§ **TO BE DONE**: Pictures are not part of the copy; repeat everything else in the records exactly.

Entries with figure data:
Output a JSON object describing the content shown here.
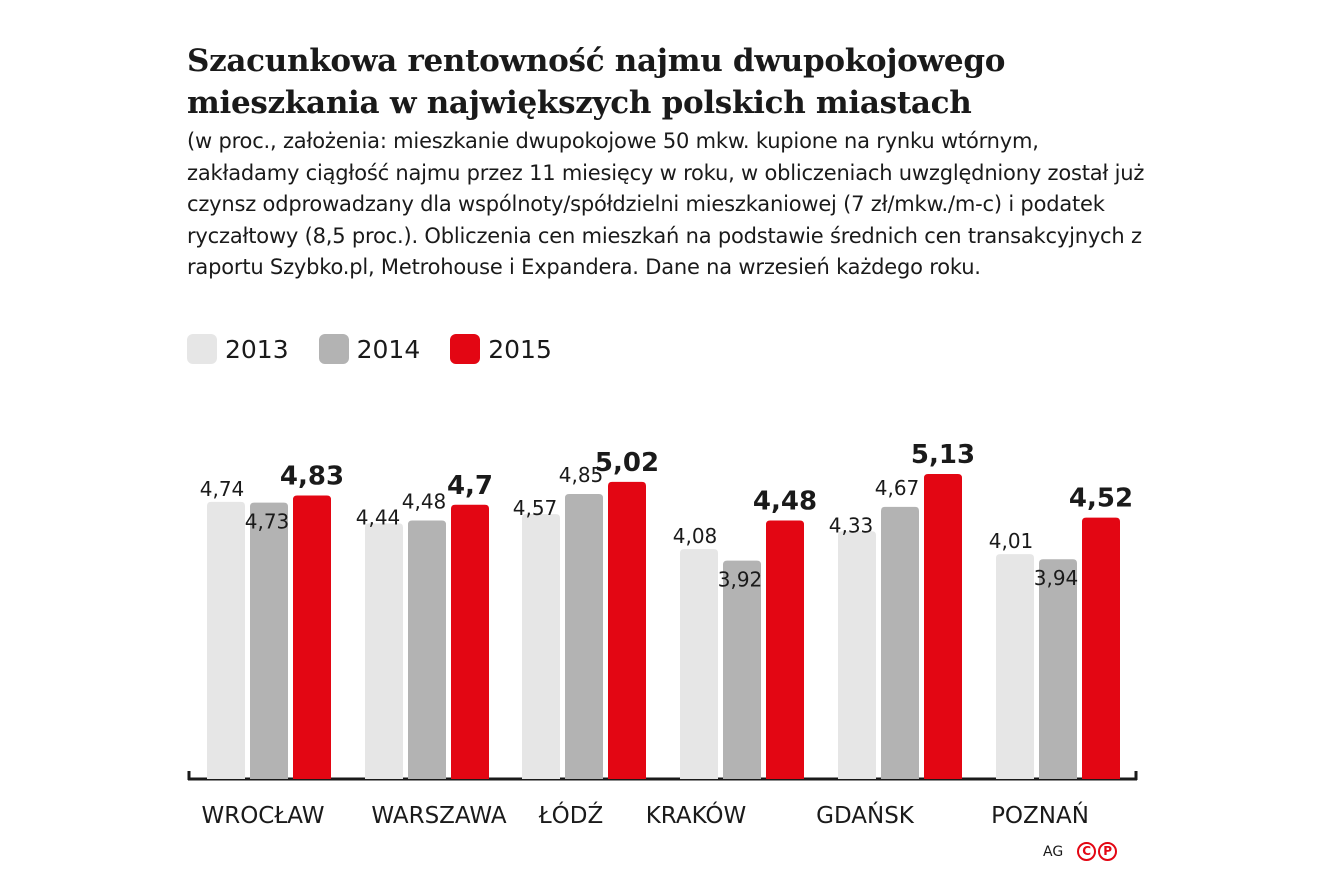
{
  "title": "Szacunkowa rentowność najmu dwupokojowego mieszkania w największych polskich miastach",
  "subtitle": "(w proc., założenia: mieszkanie dwupokojowe 50 mkw. kupione na rynku wtórnym, zakładamy ciągłość najmu przez 11 miesięcy w roku, w obliczeniach uwzględniony został już czynsz odprowadzany dla wspólnoty/spółdzielni mieszkaniowej (7 zł/mkw./m-c) i podatek ryczałtowy (8,5 proc.). Obliczenia cen mieszkań na podstawie średnich cen transakcyjnych z raportu Szybko.pl, Metrohouse i Expandera. Dane na wrzesień każdego roku.",
  "legend": [
    {
      "label": "2013",
      "color": "#e6e6e6"
    },
    {
      "label": "2014",
      "color": "#b3b3b3"
    },
    {
      "label": "2015",
      "color": "#e30613"
    }
  ],
  "chart_data": {
    "type": "bar",
    "categories": [
      "WROCŁAW",
      "WARSZAWA",
      "ŁÓDŹ",
      "KRAKÓW",
      "GDAŃSK",
      "POZNAŃ"
    ],
    "series": [
      {
        "name": "2013",
        "color": "#e6e6e6",
        "values": [
          4.74,
          4.44,
          4.57,
          4.08,
          4.33,
          4.01
        ],
        "labels": [
          "4,74",
          "4,44",
          "4,57",
          "4,08",
          "4,33",
          "4,01"
        ]
      },
      {
        "name": "2014",
        "color": "#b3b3b3",
        "values": [
          4.73,
          4.48,
          4.85,
          3.92,
          4.67,
          3.94
        ],
        "labels": [
          "4,73",
          "4,48",
          "4,85",
          "3,92",
          "4,67",
          "3,94"
        ]
      },
      {
        "name": "2015",
        "color": "#e30613",
        "values": [
          4.83,
          4.7,
          5.02,
          4.48,
          5.13,
          4.52
        ],
        "labels": [
          "4,83",
          "4,7",
          "5,02",
          "4,48",
          "5,13",
          "4,52"
        ]
      }
    ],
    "xlabel": "",
    "ylabel": "",
    "grid": false,
    "legend_position": "top-left"
  },
  "credit": {
    "author": "AG",
    "logo_letters": [
      "C",
      "P"
    ]
  }
}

§ **OUTPUT OF THE EXERCISE**:
Output a JSON object describing the content shown here.
{
  "title": "Szacunkowa rentowność najmu dwupokojowego mieszkania w największych polskich miastach",
  "subtitle": "(w proc., założenia: mieszkanie dwupokojowe 50 mkw. kupione na rynku wtórnym, zakładamy ciągłość najmu przez 11 miesięcy w roku, w obliczeniach uwzględniony został już czynsz odprowadzany dla wspólnoty/spółdzielni mieszkaniowej (7 zł/mkw./m-c) i podatek ryczałtowy (8,5 proc.). Obliczenia cen mieszkań na podstawie średnich cen transakcyjnych z raportu Szybko.pl, Metrohouse i Expandera. Dane na wrzesień każdego roku.",
  "legend": [
    {
      "label": "2013",
      "color": "#e6e6e6"
    },
    {
      "label": "2014",
      "color": "#b3b3b3"
    },
    {
      "label": "2015",
      "color": "#e30613"
    }
  ],
  "chart_data": {
    "type": "bar",
    "categories": [
      "WROCŁAW",
      "WARSZAWA",
      "ŁÓDŹ",
      "KRAKÓW",
      "GDAŃSK",
      "POZNAŃ"
    ],
    "series": [
      {
        "name": "2013",
        "color": "#e6e6e6",
        "values": [
          4.74,
          4.44,
          4.57,
          4.08,
          4.33,
          4.01
        ],
        "labels": [
          "4,74",
          "4,44",
          "4,57",
          "4,08",
          "4,33",
          "4,01"
        ]
      },
      {
        "name": "2014",
        "color": "#b3b3b3",
        "values": [
          4.73,
          4.48,
          4.85,
          3.92,
          4.67,
          3.94
        ],
        "labels": [
          "4,73",
          "4,48",
          "4,85",
          "3,92",
          "4,67",
          "3,94"
        ]
      },
      {
        "name": "2015",
        "color": "#e30613",
        "values": [
          4.83,
          4.7,
          5.02,
          4.48,
          5.13,
          4.52
        ],
        "labels": [
          "4,83",
          "4,7",
          "5,02",
          "4,48",
          "5,13",
          "4,52"
        ]
      }
    ],
    "xlabel": "",
    "ylabel": "",
    "grid": false,
    "legend_position": "top-left"
  },
  "credit": {
    "author": "AG",
    "logo_letters": [
      "C",
      "P"
    ]
  }
}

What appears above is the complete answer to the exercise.